• [Exercise]:
Pick out the lines below that contain the string "Audio" and copy them all.

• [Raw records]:
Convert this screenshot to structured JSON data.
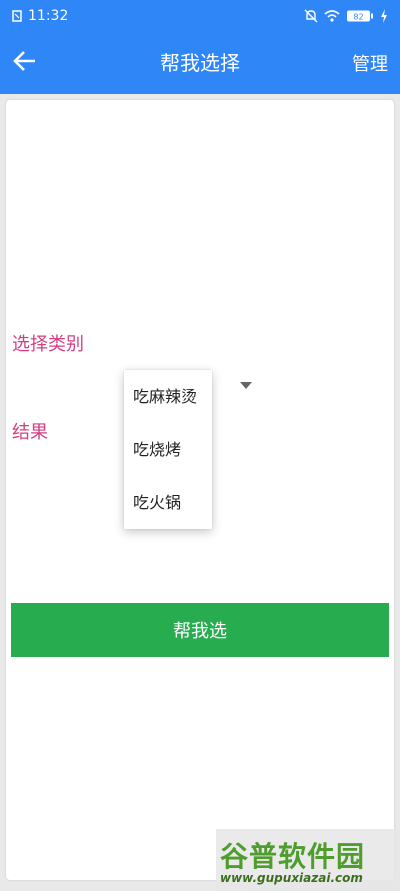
{
  "status_bar": {
    "time": "11:32",
    "battery": "82"
  },
  "app_bar": {
    "title": "帮我选择",
    "manage_label": "管理"
  },
  "form": {
    "category_label": "选择类别",
    "result_label": "结果"
  },
  "dropdown": {
    "options": [
      "吃麻辣烫",
      "吃烧烤",
      "吃火锅"
    ]
  },
  "action_button": {
    "label": "帮我选"
  },
  "watermark": {
    "logo": "谷普软件园",
    "url": "www.gupuxiazai.com"
  },
  "colors": {
    "app_bar": "#2f86f6",
    "label": "#d33f83",
    "button": "#27ad4f"
  },
  "icons": [
    "back-arrow-icon",
    "mute-icon",
    "wifi-icon",
    "battery-icon",
    "charging-icon",
    "dropdown-arrow-icon"
  ]
}
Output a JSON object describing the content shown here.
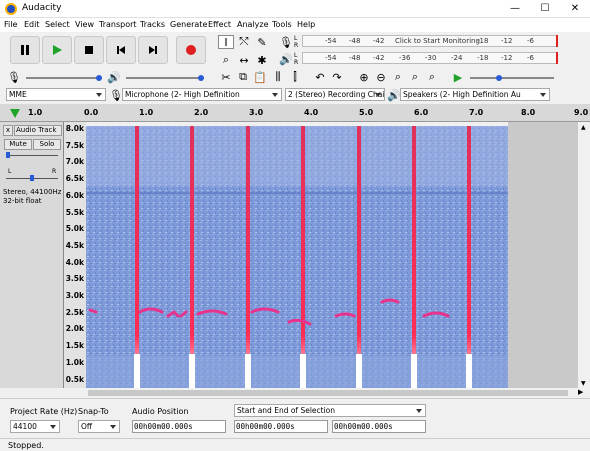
{
  "app": {
    "title": "Audacity",
    "icon": "audacity-icon"
  },
  "window": {
    "min": "—",
    "max": "☐",
    "close": "✕"
  },
  "menu": [
    "File",
    "Edit",
    "Select",
    "View",
    "Transport",
    "Tracks",
    "Generate",
    "Effect",
    "Analyze",
    "Tools",
    "Help"
  ],
  "meter": {
    "record_hint": "Click to Start Monitoring",
    "rec_ticks": [
      "-54",
      "-48",
      "-42",
      "-18",
      "-12",
      "-6"
    ],
    "play_ticks": [
      "-54",
      "-48",
      "-42",
      "-36",
      "-30",
      "-24",
      "-18",
      "-12",
      "-6"
    ],
    "L": "L",
    "R": "R"
  },
  "devices": {
    "host": "MME",
    "mic": "Microphone (2- High Definition",
    "channels": "2 (Stereo) Recording Chai",
    "speakers": "Speakers (2- High Definition Au"
  },
  "ruler": {
    "ticks": [
      "1.0",
      "0.0",
      "1.0",
      "2.0",
      "3.0",
      "4.0",
      "5.0",
      "6.0",
      "7.0",
      "8.0",
      "9.0"
    ]
  },
  "track": {
    "name": "Audio Track",
    "close": "x",
    "mute": "Mute",
    "solo": "Solo",
    "L": "L",
    "R": "R",
    "info1": "Stereo, 44100Hz",
    "info2": "32-bit float"
  },
  "freq_labels": [
    "8.0k",
    "7.5k",
    "7.0k",
    "6.5k",
    "6.0k",
    "5.5k",
    "5.0k",
    "4.5k",
    "4.0k",
    "3.5k",
    "3.0k",
    "2.5k",
    "2.0k",
    "1.5k",
    "1.0k",
    "0.5k"
  ],
  "bottom": {
    "rate_label": "Project Rate (Hz)",
    "rate_value": "44100",
    "snap_label": "Snap-To",
    "snap_value": "Off",
    "pos_label": "Audio Position",
    "pos_value": "00h00m00.000s",
    "sel_label": "Start and End of Selection",
    "sel_start": "00h00m00.000s",
    "sel_end": "00h00m00.000s"
  },
  "status": "Stopped."
}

• [Full response]:
    "name": "Audio Track",
    "pos_label": "Audio Position",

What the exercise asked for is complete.